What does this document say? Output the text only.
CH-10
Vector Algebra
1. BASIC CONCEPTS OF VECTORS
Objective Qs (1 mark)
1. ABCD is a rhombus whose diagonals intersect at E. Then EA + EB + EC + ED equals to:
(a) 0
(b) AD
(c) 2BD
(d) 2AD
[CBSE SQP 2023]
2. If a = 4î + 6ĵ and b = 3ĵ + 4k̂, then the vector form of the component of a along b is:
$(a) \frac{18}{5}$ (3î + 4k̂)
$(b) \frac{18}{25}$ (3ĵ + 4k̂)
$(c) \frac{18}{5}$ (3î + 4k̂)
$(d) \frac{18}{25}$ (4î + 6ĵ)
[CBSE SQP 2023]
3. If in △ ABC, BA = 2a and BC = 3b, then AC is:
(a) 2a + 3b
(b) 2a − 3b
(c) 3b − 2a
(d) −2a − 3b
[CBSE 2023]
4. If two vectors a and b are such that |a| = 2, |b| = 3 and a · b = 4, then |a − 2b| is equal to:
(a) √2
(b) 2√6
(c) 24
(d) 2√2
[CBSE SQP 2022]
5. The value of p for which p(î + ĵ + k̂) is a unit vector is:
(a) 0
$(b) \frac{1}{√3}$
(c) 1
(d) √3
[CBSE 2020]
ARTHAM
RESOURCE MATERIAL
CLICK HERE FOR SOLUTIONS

● **GIVEN INSTRUCTION**: How many lines in the listing contain "CBSE"? Answer with the number alone.

● **IN RESPONSE**: 5